━━━ Records to use
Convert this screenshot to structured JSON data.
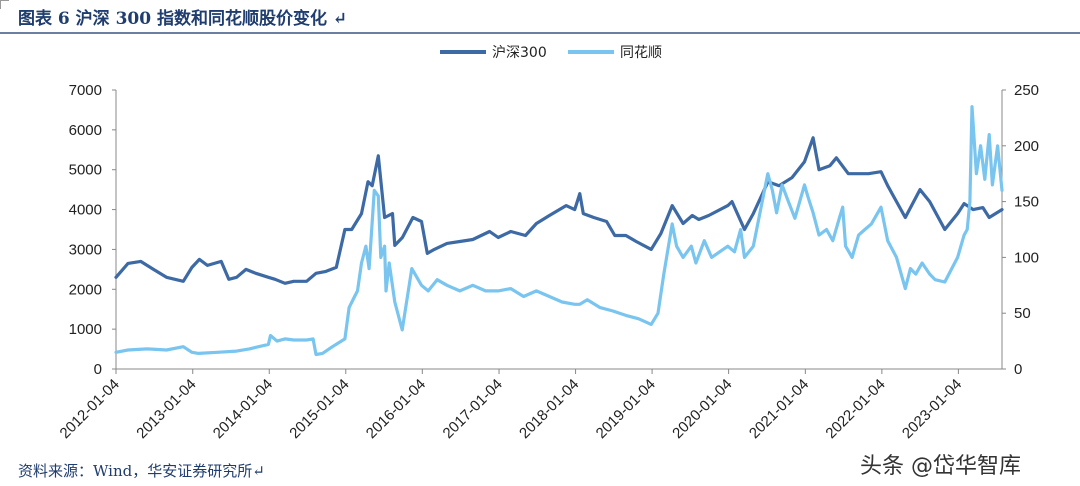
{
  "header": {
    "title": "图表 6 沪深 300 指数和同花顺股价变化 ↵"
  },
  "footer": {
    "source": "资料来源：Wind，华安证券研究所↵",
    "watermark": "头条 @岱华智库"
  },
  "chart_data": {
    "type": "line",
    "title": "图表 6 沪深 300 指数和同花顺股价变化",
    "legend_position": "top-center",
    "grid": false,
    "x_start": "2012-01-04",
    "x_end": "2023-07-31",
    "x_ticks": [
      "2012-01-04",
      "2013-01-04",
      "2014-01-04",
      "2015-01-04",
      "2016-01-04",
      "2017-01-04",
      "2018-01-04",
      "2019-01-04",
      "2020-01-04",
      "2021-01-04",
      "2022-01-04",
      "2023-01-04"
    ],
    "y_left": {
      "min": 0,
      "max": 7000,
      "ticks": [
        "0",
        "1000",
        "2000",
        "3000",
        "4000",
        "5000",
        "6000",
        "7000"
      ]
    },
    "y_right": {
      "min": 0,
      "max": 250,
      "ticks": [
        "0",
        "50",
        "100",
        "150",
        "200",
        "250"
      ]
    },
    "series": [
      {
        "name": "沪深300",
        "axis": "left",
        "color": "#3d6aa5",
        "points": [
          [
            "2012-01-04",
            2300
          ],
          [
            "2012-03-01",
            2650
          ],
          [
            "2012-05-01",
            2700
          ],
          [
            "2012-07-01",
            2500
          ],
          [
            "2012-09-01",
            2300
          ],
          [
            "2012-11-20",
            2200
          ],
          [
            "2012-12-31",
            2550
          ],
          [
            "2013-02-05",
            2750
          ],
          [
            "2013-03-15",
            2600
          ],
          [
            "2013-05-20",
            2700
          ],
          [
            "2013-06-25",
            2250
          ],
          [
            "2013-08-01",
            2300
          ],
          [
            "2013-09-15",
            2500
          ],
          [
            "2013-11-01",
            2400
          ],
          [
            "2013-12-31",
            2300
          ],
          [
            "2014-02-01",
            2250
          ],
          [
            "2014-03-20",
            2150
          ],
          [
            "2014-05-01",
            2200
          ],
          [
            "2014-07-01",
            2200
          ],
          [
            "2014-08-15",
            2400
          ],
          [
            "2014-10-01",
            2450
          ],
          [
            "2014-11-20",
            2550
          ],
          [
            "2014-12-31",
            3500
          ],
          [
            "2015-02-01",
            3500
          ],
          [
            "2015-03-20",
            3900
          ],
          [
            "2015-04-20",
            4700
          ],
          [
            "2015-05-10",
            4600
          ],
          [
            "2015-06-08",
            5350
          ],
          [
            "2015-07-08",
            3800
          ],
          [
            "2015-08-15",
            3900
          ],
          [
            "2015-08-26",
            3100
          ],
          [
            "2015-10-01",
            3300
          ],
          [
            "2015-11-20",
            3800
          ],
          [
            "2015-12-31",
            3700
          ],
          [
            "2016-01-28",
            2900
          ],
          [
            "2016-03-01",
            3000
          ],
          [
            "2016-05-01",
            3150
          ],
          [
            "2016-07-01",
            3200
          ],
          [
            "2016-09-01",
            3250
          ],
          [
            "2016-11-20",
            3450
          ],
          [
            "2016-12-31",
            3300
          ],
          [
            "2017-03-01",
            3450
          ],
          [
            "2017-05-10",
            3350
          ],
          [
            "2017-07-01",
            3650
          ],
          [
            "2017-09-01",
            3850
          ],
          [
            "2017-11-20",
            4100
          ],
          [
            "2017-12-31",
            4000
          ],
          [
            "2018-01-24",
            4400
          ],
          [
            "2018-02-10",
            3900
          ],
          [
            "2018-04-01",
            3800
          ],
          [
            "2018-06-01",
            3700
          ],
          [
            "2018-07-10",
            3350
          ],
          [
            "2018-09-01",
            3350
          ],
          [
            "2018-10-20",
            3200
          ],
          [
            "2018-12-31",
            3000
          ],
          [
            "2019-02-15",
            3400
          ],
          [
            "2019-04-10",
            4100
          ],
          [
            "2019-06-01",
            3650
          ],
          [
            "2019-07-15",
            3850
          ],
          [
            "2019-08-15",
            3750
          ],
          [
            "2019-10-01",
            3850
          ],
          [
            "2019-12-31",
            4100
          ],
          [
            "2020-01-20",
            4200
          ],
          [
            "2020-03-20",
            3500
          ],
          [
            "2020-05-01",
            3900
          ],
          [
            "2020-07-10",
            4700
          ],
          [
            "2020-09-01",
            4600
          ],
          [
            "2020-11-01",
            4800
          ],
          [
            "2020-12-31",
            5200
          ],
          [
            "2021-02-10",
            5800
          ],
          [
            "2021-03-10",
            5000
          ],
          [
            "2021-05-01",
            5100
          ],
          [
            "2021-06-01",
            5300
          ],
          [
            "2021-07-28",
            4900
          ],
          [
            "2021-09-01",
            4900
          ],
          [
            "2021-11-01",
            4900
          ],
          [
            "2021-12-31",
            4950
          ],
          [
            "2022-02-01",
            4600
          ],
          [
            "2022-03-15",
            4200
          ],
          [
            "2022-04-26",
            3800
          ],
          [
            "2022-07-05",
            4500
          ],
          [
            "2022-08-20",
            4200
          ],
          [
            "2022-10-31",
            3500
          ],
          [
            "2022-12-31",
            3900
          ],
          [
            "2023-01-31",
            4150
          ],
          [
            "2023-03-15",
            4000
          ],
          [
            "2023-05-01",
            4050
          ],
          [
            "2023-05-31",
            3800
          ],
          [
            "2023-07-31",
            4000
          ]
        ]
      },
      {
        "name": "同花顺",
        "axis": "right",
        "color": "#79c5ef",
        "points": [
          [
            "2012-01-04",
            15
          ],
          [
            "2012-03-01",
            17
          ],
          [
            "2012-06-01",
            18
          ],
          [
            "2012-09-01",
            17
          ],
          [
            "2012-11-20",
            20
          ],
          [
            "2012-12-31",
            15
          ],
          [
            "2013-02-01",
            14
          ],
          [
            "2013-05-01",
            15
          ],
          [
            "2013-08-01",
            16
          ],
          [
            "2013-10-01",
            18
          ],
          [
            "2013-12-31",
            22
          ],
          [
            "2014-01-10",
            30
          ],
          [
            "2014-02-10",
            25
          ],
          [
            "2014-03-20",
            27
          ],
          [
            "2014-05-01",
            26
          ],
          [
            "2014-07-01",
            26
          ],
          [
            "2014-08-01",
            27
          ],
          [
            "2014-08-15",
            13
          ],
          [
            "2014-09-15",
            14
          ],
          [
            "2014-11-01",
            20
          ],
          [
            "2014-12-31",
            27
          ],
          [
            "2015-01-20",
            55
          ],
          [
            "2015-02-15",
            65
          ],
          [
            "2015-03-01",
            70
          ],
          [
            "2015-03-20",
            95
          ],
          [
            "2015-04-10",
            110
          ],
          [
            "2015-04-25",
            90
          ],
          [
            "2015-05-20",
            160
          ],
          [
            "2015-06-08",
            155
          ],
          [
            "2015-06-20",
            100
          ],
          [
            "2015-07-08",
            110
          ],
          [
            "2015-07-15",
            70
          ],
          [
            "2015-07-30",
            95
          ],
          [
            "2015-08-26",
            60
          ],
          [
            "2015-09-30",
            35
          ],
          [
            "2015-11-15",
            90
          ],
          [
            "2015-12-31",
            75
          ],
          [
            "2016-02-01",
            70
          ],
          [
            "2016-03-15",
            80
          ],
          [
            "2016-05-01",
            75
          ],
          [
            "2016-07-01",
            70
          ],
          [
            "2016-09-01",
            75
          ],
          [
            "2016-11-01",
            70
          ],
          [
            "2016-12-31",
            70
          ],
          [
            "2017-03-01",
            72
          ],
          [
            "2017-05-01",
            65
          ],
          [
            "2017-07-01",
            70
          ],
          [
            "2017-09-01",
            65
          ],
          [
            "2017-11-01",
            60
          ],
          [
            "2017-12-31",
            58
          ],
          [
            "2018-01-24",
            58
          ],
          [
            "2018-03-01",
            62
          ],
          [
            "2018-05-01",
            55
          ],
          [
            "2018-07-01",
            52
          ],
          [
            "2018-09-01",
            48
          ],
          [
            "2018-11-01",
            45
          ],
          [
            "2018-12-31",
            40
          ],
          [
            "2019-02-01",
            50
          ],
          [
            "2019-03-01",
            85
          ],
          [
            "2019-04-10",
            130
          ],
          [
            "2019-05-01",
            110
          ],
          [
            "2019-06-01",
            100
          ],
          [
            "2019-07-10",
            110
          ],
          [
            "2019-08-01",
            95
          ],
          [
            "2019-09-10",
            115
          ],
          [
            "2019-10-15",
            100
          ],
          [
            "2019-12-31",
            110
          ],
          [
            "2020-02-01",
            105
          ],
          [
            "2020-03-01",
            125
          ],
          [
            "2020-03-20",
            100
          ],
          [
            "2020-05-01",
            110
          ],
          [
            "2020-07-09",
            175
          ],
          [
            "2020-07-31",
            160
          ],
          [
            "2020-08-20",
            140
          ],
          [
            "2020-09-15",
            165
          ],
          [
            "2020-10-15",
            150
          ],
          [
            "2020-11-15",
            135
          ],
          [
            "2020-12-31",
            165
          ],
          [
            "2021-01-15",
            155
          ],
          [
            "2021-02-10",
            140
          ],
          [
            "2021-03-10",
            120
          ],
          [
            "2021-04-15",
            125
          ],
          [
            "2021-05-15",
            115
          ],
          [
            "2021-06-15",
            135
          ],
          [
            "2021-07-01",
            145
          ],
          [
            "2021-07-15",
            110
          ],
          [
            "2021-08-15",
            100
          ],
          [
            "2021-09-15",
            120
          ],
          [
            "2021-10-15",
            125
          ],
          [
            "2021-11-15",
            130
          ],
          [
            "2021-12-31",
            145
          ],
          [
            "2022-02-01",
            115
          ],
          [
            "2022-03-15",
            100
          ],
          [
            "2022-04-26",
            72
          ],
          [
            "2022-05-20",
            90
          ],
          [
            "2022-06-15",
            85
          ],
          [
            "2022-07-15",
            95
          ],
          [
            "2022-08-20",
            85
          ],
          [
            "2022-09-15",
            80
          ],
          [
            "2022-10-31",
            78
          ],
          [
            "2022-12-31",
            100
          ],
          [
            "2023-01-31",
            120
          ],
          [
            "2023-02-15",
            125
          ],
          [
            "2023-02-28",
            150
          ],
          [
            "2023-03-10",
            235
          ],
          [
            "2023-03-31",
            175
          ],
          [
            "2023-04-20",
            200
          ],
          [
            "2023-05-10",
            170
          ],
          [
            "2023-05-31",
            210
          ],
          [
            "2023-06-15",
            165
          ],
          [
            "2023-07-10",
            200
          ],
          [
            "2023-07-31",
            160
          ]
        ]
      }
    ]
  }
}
━━━━━━
━━━ Records to use
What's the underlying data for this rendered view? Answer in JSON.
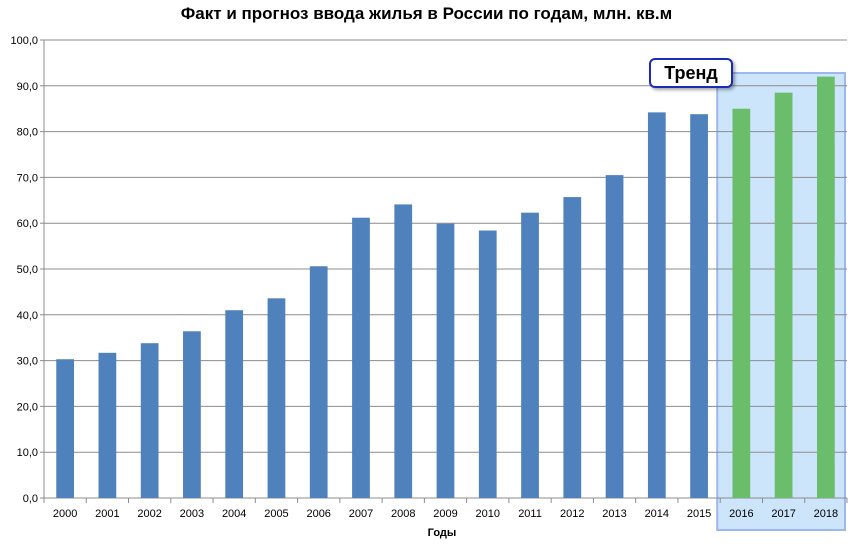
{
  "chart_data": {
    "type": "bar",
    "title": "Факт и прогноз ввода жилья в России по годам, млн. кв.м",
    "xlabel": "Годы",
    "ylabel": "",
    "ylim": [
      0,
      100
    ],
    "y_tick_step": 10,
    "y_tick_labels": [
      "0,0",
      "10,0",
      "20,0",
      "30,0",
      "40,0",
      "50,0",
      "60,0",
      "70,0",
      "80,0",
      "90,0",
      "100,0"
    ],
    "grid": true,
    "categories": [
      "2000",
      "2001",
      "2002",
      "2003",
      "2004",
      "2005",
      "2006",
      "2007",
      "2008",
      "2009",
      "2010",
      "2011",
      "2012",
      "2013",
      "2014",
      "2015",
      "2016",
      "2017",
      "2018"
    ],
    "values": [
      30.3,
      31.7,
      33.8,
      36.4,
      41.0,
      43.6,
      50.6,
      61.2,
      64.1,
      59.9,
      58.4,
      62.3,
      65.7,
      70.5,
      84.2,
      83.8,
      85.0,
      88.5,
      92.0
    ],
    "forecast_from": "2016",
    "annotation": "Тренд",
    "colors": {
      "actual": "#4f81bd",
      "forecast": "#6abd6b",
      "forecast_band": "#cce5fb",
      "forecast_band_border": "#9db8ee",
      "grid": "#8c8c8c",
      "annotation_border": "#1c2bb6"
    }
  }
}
━━━━━━
What needs to be done: Locate each line containing the string "JSON" and show it.

The solution:
Convert this screenshot to structured JSON data.
What's the underlying data for this rendered view? Answer in JSON.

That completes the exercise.